** START **

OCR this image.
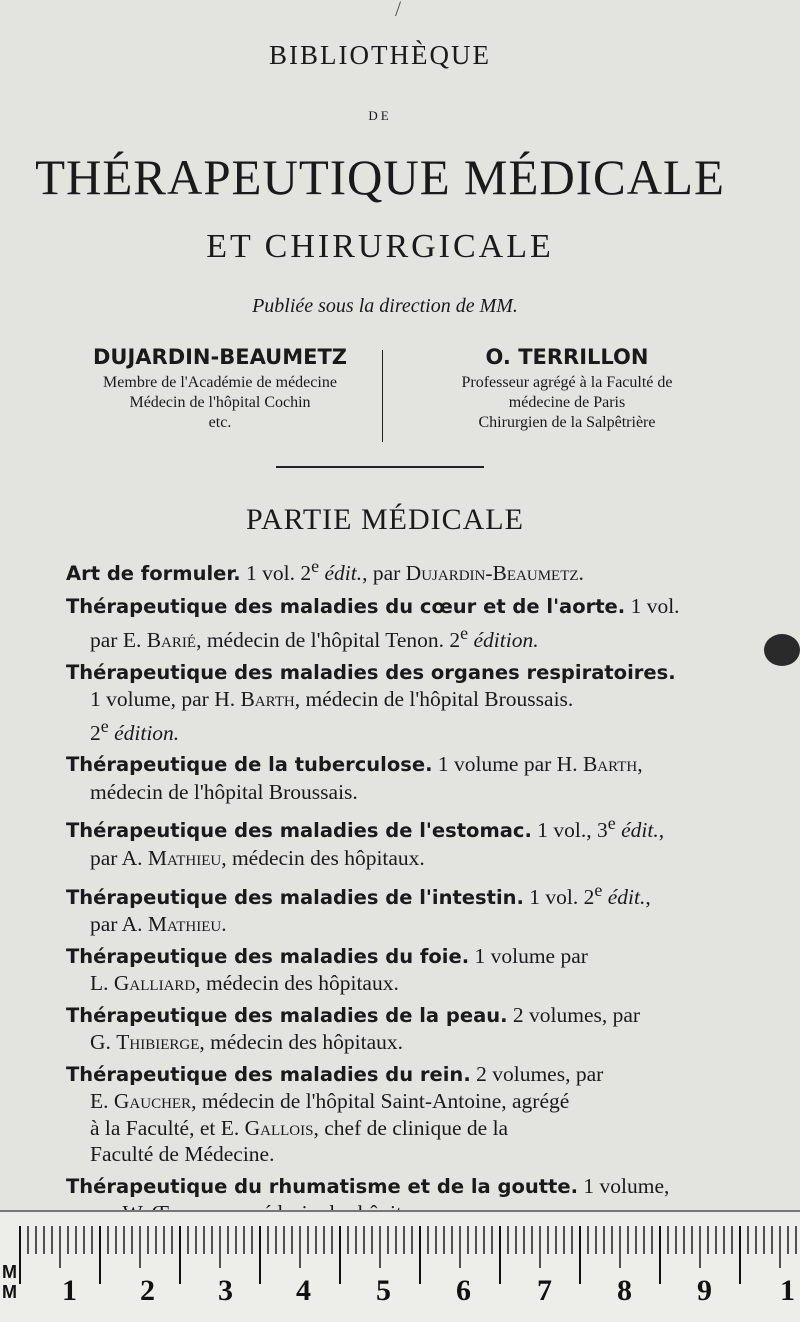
/
BIBLIOTHÈQUE
DE
THÉRAPEUTIQUE MÉDICALE
ET CHIRURGICALE
Publiée sous la direction de MM.
DUJARDIN-BEAUMETZ
Membre de l'Académie de médecine
Médecin de l'hôpital Cochin
etc.
O. TERRILLON
Professeur agrégé à la Faculté de
médecine de Paris
Chirurgien de la Salpêtrière
PARTIE MÉDICALE
Art de formuler. 1 vol. 2e édit., par Dujardin-Beaumetz.
Thérapeutique des maladies du cœur et de l'aorte. 1 vol.
par E. Barié, médecin de l'hôpital Tenon. 2e édition.
Thérapeutique des maladies des organes respiratoires.
1 volume, par H. Barth, médecin de l'hôpital Broussais.
2e édition.
Thérapeutique de la tuberculose. 1 volume par H. Barth,
médecin de l'hôpital Broussais.
Thérapeutique des maladies de l'estomac. 1 vol., 3e édit.,
par A. Mathieu, médecin des hôpitaux.
Thérapeutique des maladies de l'intestin. 1 vol. 2e édit.,
par A. Mathieu.
Thérapeutique des maladies du foie. 1 volume par
L. Galliard, médecin des hôpitaux.
Thérapeutique des maladies de la peau. 2 volumes, par
G. Thibierge, médecin des hôpitaux.
Thérapeutique des maladies du rein. 2 volumes, par
E. Gaucher, médecin de l'hôpital Saint-Antoine, agrégé
à la Faculté, et E. Gallois, chef de clinique de la
Faculté de Médecine.
Thérapeutique du rhumatisme et de la goutte. 1 volume,
M
M 1 2 3 4 5 6 7 8 9 1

** END **

> [What to do]:
All lines above containing the string "volumes" are to be collected.

> [Answer for the task]:
Thérapeutique des maladies de la peau. 2 volumes, par
Thérapeutique des maladies du rein. 2 volumes, par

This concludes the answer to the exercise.